**Instruction:** Print every line of the listing exactly, please.

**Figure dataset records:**
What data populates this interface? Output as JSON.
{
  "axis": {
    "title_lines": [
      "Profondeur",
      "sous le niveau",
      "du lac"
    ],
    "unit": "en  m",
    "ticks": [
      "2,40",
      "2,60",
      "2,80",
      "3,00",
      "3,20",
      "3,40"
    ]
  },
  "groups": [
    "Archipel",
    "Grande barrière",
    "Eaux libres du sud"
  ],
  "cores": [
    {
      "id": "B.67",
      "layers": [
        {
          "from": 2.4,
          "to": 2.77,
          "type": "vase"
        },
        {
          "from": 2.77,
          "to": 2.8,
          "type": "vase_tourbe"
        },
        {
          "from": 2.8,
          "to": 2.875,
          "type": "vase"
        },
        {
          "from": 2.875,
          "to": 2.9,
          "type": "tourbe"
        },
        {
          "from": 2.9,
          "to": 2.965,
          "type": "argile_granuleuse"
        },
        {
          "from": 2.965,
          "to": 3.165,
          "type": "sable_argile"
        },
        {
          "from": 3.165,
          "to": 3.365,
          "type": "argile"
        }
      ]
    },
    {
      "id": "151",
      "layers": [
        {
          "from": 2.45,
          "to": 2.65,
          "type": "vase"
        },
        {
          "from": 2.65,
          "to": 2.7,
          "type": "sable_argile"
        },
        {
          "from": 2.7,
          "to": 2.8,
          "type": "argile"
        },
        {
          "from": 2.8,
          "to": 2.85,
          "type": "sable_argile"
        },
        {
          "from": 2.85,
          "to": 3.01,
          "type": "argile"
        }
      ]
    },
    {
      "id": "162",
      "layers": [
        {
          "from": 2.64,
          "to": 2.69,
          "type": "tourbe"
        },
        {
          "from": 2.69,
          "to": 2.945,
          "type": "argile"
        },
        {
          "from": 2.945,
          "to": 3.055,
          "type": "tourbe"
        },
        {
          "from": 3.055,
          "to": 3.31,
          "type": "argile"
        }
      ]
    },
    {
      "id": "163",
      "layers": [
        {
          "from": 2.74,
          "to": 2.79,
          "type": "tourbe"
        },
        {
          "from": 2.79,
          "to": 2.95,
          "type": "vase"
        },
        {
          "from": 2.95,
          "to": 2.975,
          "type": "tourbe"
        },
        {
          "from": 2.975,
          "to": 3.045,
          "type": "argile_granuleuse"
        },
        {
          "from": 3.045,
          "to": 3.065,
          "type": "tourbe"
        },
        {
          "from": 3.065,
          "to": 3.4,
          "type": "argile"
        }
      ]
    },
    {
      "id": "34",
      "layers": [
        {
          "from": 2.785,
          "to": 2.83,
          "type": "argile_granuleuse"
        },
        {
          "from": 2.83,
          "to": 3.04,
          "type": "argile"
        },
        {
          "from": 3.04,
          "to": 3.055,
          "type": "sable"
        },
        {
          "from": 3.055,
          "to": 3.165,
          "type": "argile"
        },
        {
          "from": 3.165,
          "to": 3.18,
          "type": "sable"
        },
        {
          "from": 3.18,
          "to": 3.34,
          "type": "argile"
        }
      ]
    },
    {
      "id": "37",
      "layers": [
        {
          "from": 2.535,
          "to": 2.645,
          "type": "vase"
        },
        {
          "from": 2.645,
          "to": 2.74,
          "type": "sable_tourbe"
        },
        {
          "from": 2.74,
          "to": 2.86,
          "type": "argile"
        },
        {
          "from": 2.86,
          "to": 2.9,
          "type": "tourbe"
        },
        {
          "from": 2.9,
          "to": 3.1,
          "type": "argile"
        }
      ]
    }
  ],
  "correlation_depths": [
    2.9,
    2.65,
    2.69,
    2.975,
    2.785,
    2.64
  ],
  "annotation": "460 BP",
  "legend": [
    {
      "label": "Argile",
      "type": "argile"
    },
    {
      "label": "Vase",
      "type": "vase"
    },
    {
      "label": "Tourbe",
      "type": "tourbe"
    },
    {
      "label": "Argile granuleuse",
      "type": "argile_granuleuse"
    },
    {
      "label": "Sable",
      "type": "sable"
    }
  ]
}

**Written answer:**
What data populates this interface? Output as JSON.
{
  "axis": {
    "title_lines": [
      "Profondeur",
      "sous le niveau",
      "du lac"
    ],
    "unit": "en  m",
    "ticks": [
      "2,40",
      "2,60",
      "2,80",
      "3,00",
      "3,20",
      "3,40"
    ]
  },
  "groups": [
    "Archipel",
    "Grande barrière",
    "Eaux libres du sud"
  ],
  "cores": [
    {
      "id": "B.67",
      "layers": [
        {
          "from": 2.4,
          "to": 2.77,
          "type": "vase"
        },
        {
          "from": 2.77,
          "to": 2.8,
          "type": "vase_tourbe"
        },
        {
          "from": 2.8,
          "to": 2.875,
          "type": "vase"
        },
        {
          "from": 2.875,
          "to": 2.9,
          "type": "tourbe"
        },
        {
          "from": 2.9,
          "to": 2.965,
          "type": "argile_granuleuse"
        },
        {
          "from": 2.965,
          "to": 3.165,
          "type": "sable_argile"
        },
        {
          "from": 3.165,
          "to": 3.365,
          "type": "argile"
        }
      ]
    },
    {
      "id": "151",
      "layers": [
        {
          "from": 2.45,
          "to": 2.65,
          "type": "vase"
        },
        {
          "from": 2.65,
          "to": 2.7,
          "type": "sable_argile"
        },
        {
          "from": 2.7,
          "to": 2.8,
          "type": "argile"
        },
        {
          "from": 2.8,
          "to": 2.85,
          "type": "sable_argile"
        },
        {
          "from": 2.85,
          "to": 3.01,
          "type": "argile"
        }
      ]
    },
    {
      "id": "162",
      "layers": [
        {
          "from": 2.64,
          "to": 2.69,
          "type": "tourbe"
        },
        {
          "from": 2.69,
          "to": 2.945,
          "type": "argile"
        },
        {
          "from": 2.945,
          "to": 3.055,
          "type": "tourbe"
        },
        {
          "from": 3.055,
          "to": 3.31,
          "type": "argile"
        }
      ]
    },
    {
      "id": "163",
      "layers": [
        {
          "from": 2.74,
          "to": 2.79,
          "type": "tourbe"
        },
        {
          "from": 2.79,
          "to": 2.95,
          "type": "vase"
        },
        {
          "from": 2.95,
          "to": 2.975,
          "type": "tourbe"
        },
        {
          "from": 2.975,
          "to": 3.045,
          "type": "argile_granuleuse"
        },
        {
          "from": 3.045,
          "to": 3.065,
          "type": "tourbe"
        },
        {
          "from": 3.065,
          "to": 3.4,
          "type": "argile"
        }
      ]
    },
    {
      "id": "34",
      "layers": [
        {
          "from": 2.785,
          "to": 2.83,
          "type": "argile_granuleuse"
        },
        {
          "from": 2.83,
          "to": 3.04,
          "type": "argile"
        },
        {
          "from": 3.04,
          "to": 3.055,
          "type": "sable"
        },
        {
          "from": 3.055,
          "to": 3.165,
          "type": "argile"
        },
        {
          "from": 3.165,
          "to": 3.18,
          "type": "sable"
        },
        {
          "from": 3.18,
          "to": 3.34,
          "type": "argile"
        }
      ]
    },
    {
      "id": "37",
      "layers": [
        {
          "from": 2.535,
          "to": 2.645,
          "type": "vase"
        },
        {
          "from": 2.645,
          "to": 2.74,
          "type": "sable_tourbe"
        },
        {
          "from": 2.74,
          "to": 2.86,
          "type": "argile"
        },
        {
          "from": 2.86,
          "to": 2.9,
          "type": "tourbe"
        },
        {
          "from": 2.9,
          "to": 3.1,
          "type": "argile"
        }
      ]
    }
  ],
  "correlation_depths": [
    2.9,
    2.65,
    2.69,
    2.975,
    2.785,
    2.64
  ],
  "annotation": "460 BP",
  "legend": [
    {
      "label": "Argile",
      "type": "argile"
    },
    {
      "label": "Vase",
      "type": "vase"
    },
    {
      "label": "Tourbe",
      "type": "tourbe"
    },
    {
      "label": "Argile granuleuse",
      "type": "argile_granuleuse"
    },
    {
      "label": "Sable",
      "type": "sable"
    }
  ]
}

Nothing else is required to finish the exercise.